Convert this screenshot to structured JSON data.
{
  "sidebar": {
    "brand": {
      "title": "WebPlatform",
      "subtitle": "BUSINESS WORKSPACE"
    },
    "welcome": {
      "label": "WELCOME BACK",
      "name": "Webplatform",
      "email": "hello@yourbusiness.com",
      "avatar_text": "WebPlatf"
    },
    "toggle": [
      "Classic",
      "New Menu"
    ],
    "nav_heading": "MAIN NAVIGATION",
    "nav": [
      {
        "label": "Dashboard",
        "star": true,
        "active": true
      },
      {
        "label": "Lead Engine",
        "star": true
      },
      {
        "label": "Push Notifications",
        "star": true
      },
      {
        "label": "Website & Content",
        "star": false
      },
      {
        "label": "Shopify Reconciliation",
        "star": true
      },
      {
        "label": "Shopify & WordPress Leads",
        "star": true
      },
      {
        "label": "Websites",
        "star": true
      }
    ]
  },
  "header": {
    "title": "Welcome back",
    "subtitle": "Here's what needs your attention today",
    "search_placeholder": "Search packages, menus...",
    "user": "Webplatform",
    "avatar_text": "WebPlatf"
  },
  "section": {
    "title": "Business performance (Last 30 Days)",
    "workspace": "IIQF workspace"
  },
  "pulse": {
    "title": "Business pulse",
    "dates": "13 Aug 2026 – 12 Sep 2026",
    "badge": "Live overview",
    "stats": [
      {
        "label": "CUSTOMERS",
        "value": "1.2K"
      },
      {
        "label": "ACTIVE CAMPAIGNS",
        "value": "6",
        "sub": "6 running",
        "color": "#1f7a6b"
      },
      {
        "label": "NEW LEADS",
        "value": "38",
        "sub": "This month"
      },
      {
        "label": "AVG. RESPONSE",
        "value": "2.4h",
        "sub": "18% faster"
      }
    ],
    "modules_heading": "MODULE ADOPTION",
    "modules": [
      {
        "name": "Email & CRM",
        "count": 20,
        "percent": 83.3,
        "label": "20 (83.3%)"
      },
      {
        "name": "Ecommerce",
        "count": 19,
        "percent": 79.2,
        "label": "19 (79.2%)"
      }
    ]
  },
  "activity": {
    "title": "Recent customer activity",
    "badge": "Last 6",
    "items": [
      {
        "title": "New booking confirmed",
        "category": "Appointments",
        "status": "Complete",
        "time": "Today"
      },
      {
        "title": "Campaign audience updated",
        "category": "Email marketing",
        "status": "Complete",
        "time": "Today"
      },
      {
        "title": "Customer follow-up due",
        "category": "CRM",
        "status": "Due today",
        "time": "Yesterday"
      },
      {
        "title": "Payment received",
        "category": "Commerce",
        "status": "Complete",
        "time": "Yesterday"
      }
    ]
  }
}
────────
PROBLEM — Write out all the records above again, exactly as they stand.

FINAL ANSWER —
Convert this screenshot to structured JSON data.
{
  "sidebar": {
    "brand": {
      "title": "WebPlatform",
      "subtitle": "BUSINESS WORKSPACE"
    },
    "welcome": {
      "label": "WELCOME BACK",
      "name": "Webplatform",
      "email": "hello@yourbusiness.com",
      "avatar_text": "WebPlatf"
    },
    "toggle": [
      "Classic",
      "New Menu"
    ],
    "nav_heading": "MAIN NAVIGATION",
    "nav": [
      {
        "label": "Dashboard",
        "star": true,
        "active": true
      },
      {
        "label": "Lead Engine",
        "star": true
      },
      {
        "label": "Push Notifications",
        "star": true
      },
      {
        "label": "Website & Content",
        "star": false
      },
      {
        "label": "Shopify Reconciliation",
        "star": true
      },
      {
        "label": "Shopify & WordPress Leads",
        "star": true
      },
      {
        "label": "Websites",
        "star": true
      }
    ]
  },
  "header": {
    "title": "Welcome back",
    "subtitle": "Here's what needs your attention today",
    "search_placeholder": "Search packages, menus...",
    "user": "Webplatform",
    "avatar_text": "WebPlatf"
  },
  "section": {
    "title": "Business performance (Last 30 Days)",
    "workspace": "IIQF workspace"
  },
  "pulse": {
    "title": "Business pulse",
    "dates": "13 Aug 2026 – 12 Sep 2026",
    "badge": "Live overview",
    "stats": [
      {
        "label": "CUSTOMERS",
        "value": "1.2K"
      },
      {
        "label": "ACTIVE CAMPAIGNS",
        "value": "6",
        "sub": "6 running",
        "color": "#1f7a6b"
      },
      {
        "label": "NEW LEADS",
        "value": "38",
        "sub": "This month"
      },
      {
        "label": "AVG. RESPONSE",
        "value": "2.4h",
        "sub": "18% faster"
      }
    ],
    "modules_heading": "MODULE ADOPTION",
    "modules": [
      {
        "name": "Email & CRM",
        "count": 20,
        "percent": 83.3,
        "label": "20 (83.3%)"
      },
      {
        "name": "Ecommerce",
        "count": 19,
        "percent": 79.2,
        "label": "19 (79.2%)"
      }
    ]
  },
  "activity": {
    "title": "Recent customer activity",
    "badge": "Last 6",
    "items": [
      {
        "title": "New booking confirmed",
        "category": "Appointments",
        "status": "Complete",
        "time": "Today"
      },
      {
        "title": "Campaign audience updated",
        "category": "Email marketing",
        "status": "Complete",
        "time": "Today"
      },
      {
        "title": "Customer follow-up due",
        "category": "CRM",
        "status": "Due today",
        "time": "Yesterday"
      },
      {
        "title": "Payment received",
        "category": "Commerce",
        "status": "Complete",
        "time": "Yesterday"
      }
    ]
  }
}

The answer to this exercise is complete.